» TO DO
State only the count of lines in the listing below that hold "screenshot".

Source records
============================================================

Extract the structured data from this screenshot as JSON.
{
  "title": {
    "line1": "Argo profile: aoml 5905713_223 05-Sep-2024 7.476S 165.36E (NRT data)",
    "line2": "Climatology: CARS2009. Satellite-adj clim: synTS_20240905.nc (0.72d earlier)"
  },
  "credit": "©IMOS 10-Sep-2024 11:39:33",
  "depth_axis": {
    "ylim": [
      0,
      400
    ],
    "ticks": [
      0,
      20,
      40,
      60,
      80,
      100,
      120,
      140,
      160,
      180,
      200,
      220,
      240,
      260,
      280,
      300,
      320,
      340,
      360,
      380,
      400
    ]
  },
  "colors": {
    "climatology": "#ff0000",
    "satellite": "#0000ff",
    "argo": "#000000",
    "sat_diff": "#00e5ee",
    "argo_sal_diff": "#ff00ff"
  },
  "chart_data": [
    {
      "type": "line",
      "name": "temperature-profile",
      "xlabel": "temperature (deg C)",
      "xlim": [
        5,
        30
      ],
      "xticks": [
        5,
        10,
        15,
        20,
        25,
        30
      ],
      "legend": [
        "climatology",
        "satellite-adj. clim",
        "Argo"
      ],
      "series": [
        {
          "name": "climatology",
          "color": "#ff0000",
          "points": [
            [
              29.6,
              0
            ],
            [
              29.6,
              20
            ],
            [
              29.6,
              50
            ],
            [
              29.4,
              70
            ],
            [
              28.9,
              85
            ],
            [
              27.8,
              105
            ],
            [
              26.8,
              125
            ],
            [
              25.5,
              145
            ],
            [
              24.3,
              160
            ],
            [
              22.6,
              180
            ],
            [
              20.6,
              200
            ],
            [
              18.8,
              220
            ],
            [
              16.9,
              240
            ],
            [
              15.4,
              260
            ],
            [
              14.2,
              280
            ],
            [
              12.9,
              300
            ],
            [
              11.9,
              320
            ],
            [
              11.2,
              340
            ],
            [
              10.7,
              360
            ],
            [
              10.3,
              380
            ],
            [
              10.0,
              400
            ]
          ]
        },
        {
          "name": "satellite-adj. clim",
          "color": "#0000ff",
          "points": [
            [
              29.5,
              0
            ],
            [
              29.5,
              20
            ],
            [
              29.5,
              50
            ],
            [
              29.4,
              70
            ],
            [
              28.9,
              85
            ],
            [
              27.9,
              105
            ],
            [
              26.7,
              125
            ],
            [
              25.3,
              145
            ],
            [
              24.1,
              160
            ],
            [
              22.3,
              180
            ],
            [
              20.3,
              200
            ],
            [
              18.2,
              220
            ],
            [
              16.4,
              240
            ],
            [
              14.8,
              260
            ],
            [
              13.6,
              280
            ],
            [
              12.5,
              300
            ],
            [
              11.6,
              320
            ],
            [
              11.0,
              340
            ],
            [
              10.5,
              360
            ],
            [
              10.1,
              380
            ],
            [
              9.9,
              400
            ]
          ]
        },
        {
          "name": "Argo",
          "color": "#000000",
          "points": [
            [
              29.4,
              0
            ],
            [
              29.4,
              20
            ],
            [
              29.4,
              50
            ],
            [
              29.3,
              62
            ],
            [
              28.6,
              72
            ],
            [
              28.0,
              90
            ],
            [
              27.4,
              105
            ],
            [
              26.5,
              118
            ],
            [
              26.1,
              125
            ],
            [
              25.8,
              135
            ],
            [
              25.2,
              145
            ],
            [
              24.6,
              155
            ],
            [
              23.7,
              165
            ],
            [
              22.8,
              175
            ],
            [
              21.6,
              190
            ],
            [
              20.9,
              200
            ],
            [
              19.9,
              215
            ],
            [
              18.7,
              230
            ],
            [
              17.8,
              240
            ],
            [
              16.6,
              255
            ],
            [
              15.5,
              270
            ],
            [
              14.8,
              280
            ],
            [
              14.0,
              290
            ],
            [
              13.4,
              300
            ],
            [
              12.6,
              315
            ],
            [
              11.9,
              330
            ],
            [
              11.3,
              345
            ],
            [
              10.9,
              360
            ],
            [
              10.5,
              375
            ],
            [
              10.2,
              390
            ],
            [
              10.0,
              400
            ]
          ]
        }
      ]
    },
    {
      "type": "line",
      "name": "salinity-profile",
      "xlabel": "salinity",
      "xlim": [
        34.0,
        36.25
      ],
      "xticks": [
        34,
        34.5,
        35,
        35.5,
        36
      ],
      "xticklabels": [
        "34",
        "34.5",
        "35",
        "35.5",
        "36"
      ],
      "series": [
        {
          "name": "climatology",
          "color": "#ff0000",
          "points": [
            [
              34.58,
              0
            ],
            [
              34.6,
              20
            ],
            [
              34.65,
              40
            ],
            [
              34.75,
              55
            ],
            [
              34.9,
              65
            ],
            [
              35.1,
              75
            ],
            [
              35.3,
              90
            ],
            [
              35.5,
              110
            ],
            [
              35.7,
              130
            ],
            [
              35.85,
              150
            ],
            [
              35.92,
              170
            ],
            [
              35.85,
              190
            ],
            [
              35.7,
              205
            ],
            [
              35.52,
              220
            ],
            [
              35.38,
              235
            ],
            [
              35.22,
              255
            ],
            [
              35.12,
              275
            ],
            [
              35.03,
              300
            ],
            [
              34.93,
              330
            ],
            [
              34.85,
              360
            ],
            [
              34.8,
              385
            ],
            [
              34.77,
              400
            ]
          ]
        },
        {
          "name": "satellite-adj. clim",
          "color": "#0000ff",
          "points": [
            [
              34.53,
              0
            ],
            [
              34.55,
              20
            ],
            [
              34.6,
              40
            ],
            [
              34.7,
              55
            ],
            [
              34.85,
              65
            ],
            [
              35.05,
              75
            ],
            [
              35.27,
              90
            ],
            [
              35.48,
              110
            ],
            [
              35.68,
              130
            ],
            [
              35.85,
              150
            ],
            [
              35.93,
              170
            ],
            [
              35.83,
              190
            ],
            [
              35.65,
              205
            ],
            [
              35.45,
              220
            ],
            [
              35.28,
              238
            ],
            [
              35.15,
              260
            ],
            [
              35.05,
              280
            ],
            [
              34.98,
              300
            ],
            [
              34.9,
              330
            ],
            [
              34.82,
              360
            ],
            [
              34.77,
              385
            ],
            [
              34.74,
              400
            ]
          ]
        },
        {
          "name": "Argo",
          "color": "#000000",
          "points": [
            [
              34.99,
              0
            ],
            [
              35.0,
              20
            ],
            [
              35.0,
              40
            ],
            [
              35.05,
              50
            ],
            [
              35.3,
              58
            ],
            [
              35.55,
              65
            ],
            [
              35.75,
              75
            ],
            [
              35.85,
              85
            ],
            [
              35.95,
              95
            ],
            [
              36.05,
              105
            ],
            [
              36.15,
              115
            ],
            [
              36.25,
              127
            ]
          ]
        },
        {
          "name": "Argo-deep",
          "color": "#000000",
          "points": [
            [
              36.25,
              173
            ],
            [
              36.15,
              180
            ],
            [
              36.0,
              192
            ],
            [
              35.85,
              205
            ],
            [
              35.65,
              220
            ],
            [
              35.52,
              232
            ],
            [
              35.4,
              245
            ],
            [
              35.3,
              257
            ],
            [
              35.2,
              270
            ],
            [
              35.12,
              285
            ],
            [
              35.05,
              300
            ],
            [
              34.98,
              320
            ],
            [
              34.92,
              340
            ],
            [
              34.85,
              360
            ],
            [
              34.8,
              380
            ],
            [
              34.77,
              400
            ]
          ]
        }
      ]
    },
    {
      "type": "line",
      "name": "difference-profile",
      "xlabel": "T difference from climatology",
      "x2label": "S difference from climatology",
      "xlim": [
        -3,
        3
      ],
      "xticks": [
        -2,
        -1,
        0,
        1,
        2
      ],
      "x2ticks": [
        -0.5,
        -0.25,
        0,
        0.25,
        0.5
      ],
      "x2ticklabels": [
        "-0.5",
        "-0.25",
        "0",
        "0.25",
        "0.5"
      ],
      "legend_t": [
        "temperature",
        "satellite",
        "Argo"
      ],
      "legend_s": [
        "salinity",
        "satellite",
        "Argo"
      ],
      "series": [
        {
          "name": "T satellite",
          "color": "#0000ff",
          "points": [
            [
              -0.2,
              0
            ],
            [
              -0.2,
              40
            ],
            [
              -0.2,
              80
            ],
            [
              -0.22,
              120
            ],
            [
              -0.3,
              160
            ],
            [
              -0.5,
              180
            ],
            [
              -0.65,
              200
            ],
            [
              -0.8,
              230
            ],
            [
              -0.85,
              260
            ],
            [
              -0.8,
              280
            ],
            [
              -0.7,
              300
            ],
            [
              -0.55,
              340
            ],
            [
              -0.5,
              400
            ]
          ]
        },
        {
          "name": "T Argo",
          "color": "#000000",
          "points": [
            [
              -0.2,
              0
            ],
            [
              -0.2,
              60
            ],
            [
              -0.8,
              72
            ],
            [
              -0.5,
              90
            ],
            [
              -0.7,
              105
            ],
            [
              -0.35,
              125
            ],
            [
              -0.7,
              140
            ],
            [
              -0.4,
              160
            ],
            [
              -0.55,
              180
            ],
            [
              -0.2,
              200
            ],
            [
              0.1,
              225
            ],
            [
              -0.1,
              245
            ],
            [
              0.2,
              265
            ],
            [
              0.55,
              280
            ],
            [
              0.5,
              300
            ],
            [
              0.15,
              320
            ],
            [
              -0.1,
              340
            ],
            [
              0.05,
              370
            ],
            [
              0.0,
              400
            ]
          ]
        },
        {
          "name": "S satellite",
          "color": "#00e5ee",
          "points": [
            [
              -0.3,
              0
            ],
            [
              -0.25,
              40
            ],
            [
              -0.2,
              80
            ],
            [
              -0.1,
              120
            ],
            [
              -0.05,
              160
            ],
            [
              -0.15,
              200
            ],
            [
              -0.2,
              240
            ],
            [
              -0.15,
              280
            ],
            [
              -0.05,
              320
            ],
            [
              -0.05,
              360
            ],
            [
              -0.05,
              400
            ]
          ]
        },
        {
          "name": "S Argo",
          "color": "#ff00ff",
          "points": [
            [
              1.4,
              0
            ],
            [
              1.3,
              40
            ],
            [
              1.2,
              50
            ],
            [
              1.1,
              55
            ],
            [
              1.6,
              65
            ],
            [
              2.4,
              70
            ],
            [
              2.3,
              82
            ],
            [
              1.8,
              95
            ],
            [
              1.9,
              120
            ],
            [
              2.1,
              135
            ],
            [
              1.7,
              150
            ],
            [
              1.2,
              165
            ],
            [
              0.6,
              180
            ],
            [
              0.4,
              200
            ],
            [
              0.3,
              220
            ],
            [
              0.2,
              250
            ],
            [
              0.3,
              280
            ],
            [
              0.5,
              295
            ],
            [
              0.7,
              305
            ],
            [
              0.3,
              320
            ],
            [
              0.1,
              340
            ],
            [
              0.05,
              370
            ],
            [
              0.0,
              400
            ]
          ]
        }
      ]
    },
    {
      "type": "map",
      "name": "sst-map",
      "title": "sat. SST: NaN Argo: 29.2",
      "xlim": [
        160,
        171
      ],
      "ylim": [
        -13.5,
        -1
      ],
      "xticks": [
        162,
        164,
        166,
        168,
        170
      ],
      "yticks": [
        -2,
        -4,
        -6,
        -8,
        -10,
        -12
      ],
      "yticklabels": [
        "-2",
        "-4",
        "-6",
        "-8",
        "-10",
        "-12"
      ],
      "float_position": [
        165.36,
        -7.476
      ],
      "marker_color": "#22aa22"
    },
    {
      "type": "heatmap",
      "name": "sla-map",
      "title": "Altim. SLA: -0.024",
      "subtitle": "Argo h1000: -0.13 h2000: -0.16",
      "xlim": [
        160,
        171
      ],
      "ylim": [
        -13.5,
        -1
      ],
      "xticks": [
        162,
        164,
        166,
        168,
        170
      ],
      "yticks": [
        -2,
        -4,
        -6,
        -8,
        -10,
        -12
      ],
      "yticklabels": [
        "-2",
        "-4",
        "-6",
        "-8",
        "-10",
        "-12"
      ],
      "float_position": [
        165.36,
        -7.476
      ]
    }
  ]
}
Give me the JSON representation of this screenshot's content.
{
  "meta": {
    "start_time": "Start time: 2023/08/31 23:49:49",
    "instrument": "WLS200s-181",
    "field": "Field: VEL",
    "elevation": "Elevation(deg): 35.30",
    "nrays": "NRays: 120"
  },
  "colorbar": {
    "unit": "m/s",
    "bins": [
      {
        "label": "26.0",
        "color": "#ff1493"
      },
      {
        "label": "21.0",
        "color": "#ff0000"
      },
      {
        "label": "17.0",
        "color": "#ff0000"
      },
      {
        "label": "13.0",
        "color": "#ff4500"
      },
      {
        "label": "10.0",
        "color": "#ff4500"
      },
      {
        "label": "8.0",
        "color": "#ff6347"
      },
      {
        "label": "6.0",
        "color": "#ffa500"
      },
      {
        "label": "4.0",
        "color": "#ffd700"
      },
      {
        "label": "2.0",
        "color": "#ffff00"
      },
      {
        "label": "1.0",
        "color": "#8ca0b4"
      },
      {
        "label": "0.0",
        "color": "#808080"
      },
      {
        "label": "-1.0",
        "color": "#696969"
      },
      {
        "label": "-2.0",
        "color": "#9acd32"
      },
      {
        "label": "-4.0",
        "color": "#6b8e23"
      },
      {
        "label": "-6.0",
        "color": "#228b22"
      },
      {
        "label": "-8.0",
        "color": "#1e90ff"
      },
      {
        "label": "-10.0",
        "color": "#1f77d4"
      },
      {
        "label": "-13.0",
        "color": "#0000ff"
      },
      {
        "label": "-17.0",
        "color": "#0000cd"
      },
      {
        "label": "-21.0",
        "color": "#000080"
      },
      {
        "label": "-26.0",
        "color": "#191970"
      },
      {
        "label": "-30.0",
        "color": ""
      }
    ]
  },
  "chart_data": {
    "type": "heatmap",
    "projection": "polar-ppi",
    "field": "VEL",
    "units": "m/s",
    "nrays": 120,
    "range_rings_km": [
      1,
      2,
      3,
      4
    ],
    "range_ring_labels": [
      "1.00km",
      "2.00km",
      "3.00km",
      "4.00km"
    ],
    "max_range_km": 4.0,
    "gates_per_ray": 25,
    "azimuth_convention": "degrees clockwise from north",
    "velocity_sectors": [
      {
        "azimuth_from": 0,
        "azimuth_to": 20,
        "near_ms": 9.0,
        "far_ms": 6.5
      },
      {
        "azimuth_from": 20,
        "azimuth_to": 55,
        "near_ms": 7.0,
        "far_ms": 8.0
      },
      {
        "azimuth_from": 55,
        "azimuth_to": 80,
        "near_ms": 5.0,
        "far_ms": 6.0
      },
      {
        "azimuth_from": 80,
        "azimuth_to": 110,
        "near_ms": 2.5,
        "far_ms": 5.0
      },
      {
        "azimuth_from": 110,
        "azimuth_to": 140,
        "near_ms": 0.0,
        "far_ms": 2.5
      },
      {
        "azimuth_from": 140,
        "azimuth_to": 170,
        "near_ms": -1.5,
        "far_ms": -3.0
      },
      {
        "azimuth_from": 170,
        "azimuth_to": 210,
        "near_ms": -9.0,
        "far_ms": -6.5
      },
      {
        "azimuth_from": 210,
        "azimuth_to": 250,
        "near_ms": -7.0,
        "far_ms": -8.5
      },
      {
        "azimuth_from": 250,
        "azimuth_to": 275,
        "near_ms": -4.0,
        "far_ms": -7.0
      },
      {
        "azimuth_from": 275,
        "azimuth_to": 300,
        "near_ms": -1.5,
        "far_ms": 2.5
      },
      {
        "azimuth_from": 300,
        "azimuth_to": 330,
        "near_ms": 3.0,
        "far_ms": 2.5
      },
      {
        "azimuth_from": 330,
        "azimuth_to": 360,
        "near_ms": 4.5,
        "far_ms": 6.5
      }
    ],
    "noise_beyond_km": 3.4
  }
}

============================================================

» EXERCISE RESULT
2